(EXTRACTED ENTRIES):
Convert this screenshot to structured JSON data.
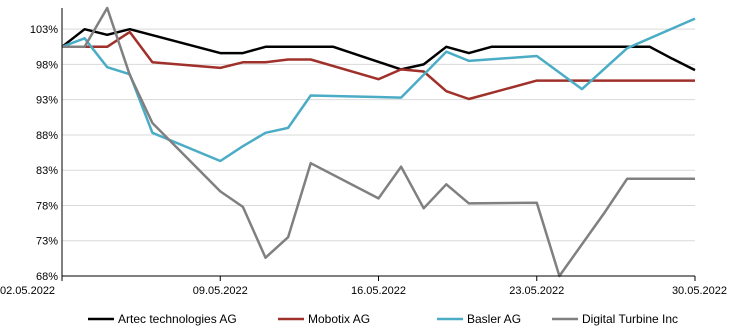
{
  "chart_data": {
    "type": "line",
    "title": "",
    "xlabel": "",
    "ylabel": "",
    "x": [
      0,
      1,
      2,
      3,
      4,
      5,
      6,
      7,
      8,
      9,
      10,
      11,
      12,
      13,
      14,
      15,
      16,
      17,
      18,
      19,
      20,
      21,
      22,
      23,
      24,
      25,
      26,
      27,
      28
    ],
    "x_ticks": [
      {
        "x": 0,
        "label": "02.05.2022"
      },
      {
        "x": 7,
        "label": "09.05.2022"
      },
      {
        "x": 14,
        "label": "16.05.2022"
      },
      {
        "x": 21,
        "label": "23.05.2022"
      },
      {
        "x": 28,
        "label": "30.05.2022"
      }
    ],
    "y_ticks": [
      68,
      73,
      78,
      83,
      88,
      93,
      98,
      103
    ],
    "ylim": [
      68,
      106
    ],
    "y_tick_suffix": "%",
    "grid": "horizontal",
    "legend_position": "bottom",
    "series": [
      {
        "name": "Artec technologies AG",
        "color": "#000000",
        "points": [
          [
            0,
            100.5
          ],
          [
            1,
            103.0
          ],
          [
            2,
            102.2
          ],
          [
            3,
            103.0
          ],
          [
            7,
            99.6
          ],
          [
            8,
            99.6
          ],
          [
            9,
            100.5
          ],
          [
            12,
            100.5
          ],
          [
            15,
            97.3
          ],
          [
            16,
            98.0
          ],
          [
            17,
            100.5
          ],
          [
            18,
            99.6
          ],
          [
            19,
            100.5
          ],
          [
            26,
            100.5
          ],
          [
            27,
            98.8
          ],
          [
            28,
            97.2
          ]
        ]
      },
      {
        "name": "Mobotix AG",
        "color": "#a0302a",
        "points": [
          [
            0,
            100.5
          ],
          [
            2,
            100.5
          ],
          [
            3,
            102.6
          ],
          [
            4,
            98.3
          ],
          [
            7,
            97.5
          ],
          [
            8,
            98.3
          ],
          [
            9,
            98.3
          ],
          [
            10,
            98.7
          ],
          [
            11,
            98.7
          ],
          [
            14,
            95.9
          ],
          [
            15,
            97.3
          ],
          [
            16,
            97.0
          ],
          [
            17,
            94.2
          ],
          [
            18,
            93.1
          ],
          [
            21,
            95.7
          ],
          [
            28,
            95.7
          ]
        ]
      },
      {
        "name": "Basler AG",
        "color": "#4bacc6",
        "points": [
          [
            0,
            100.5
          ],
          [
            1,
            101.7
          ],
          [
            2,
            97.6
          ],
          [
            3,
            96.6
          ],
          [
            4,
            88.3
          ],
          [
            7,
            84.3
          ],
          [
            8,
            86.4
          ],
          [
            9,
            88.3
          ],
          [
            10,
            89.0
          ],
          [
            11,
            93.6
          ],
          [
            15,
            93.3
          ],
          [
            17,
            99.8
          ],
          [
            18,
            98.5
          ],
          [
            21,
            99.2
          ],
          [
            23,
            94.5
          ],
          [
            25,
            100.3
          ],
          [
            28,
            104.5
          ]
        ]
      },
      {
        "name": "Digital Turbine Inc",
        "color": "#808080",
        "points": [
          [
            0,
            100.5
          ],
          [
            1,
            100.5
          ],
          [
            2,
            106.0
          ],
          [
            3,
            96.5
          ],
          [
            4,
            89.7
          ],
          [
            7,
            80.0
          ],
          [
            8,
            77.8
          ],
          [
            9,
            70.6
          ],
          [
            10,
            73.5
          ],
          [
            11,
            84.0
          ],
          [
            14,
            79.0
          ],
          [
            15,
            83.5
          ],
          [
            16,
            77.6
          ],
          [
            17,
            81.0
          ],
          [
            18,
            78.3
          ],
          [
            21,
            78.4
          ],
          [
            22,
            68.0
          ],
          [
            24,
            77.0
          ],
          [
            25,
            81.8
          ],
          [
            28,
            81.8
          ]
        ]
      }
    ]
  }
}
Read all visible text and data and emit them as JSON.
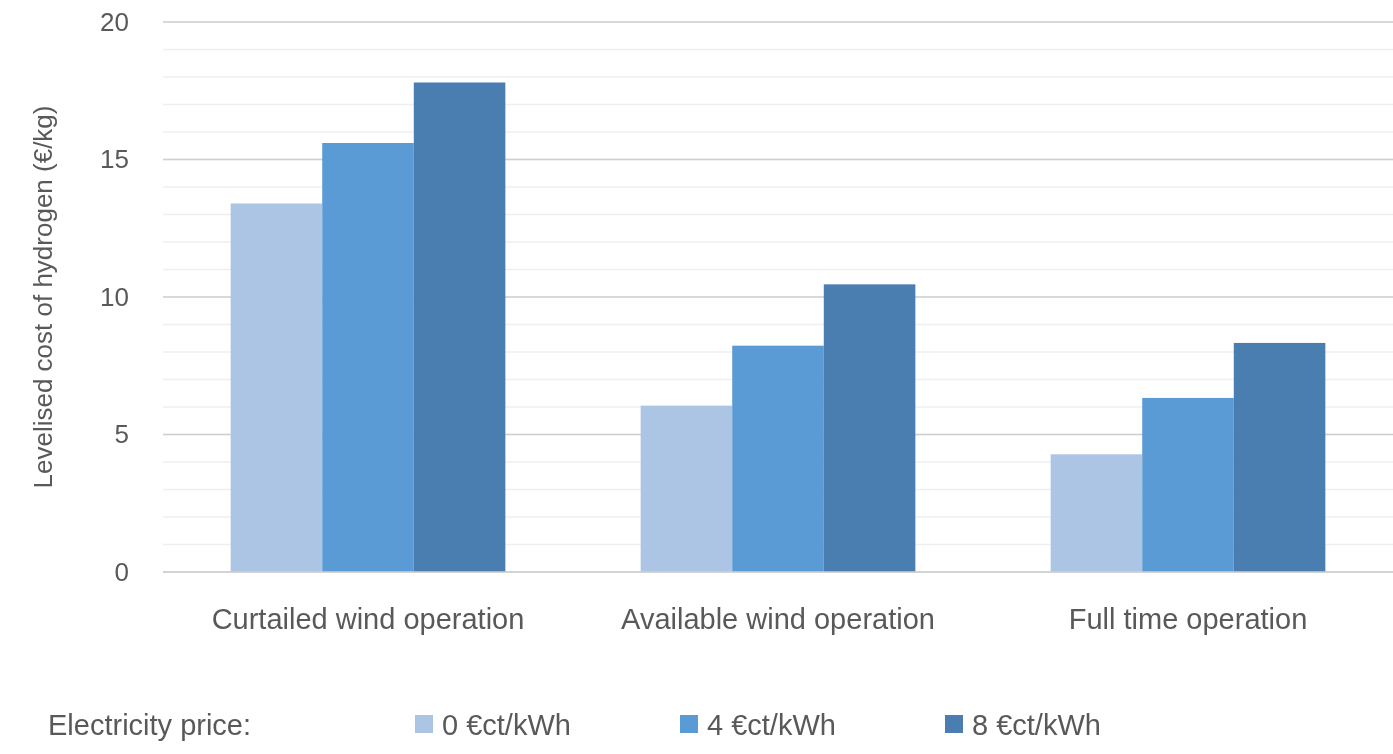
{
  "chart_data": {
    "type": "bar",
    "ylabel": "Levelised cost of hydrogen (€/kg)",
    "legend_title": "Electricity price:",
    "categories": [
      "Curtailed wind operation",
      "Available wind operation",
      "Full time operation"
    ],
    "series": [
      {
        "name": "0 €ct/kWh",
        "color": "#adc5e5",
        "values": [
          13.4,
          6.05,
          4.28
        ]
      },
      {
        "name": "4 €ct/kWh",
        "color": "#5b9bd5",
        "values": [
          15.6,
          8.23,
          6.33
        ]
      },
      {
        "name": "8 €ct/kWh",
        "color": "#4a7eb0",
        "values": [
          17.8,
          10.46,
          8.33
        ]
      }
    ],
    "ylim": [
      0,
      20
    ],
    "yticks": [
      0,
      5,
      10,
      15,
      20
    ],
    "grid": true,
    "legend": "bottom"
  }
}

* * *

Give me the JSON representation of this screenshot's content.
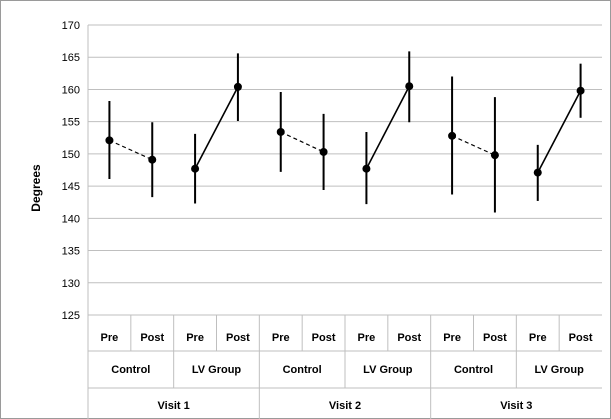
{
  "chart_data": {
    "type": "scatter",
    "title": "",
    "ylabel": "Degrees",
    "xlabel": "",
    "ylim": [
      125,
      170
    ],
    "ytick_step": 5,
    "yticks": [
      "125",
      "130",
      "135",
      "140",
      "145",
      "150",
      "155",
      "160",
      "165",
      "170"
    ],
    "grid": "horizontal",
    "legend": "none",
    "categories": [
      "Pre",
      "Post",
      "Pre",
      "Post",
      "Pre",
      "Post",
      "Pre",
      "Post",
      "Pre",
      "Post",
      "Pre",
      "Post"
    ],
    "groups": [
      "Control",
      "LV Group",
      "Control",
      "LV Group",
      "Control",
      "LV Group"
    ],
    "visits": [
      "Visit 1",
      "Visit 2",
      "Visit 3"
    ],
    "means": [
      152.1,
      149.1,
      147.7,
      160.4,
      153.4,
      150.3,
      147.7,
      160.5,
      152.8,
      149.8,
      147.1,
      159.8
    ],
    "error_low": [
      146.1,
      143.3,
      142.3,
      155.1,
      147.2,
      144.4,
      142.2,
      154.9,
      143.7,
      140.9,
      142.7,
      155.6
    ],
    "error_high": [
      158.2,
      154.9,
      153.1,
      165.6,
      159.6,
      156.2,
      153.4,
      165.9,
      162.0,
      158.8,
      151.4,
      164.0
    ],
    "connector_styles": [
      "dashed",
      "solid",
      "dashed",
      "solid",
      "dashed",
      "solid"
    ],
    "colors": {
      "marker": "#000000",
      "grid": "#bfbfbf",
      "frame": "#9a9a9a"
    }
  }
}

(TO BE DONE): Copy out every line of the data that includes "operation".

(ANSWER FOR THE TASK):
      "Curtailed wind operation",
      "Available wind operation",
      "Full time operation"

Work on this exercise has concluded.